**Written problem**
Give the data below again, word for word.

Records
---
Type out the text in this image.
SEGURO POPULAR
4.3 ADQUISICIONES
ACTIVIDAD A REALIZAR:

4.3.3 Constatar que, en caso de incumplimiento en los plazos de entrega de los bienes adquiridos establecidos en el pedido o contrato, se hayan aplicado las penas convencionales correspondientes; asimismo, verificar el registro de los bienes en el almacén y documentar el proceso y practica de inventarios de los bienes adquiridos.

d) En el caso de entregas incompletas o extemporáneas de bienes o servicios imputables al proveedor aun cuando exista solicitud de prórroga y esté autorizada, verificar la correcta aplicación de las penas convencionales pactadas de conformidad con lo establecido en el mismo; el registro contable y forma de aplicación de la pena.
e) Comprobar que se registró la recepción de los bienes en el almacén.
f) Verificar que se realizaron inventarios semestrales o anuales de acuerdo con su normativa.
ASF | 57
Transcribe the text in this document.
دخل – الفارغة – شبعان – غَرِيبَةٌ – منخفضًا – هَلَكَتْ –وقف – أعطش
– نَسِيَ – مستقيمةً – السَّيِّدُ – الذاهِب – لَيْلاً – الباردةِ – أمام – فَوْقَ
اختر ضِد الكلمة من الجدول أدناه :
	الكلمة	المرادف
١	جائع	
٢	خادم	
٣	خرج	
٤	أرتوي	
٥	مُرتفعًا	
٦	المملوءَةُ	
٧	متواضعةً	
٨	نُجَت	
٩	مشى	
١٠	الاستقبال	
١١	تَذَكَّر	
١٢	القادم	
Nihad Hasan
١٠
---
**Answer to the problem**
Type out the text in this image.
SEGURO POPULAR
4.3 ADQUISICIONES
ACTIVIDAD A REALIZAR:

4.3.3 Constatar que, en caso de incumplimiento en los plazos de entrega de los bienes adquiridos establecidos en el pedido o contrato, se hayan aplicado las penas convencionales correspondientes; asimismo, verificar el registro de los bienes en el almacén y documentar el proceso y practica de inventarios de los bienes adquiridos.

d) En el caso de entregas incompletas o extemporáneas de bienes o servicios imputables al proveedor aun cuando exista solicitud de prórroga y esté autorizada, verificar la correcta aplicación de las penas convencionales pactadas de conformidad con lo establecido en el mismo; el registro contable y forma de aplicación de la pena.
e) Comprobar que se registró la recepción de los bienes en el almacén.
f) Verificar que se realizaron inventarios semestrales o anuales de acuerdo con su normativa.
ASF | 57
Transcribe the text in this document.
دخل – الفارغة – شبعان – غَرِيبَةٌ – منخفضًا – هَلَكَتْ –وقف – أعطش
– نَسِيَ – مستقيمةً – السَّيِّدُ – الذاهِب – لَيْلاً – الباردةِ – أمام – فَوْقَ
اختر ضِد الكلمة من الجدول أدناه :
	الكلمة	المرادف
١	جائع	
٢	خادم	
٣	خرج	
٤	أرتوي	
٥	مُرتفعًا	
٦	المملوءَةُ	
٧	متواضعةً	
٨	نُجَت	
٩	مشى	
١٠	الاستقبال	
١١	تَذَكَّر	
١٢	القادم	
Nihad Hasan
١٠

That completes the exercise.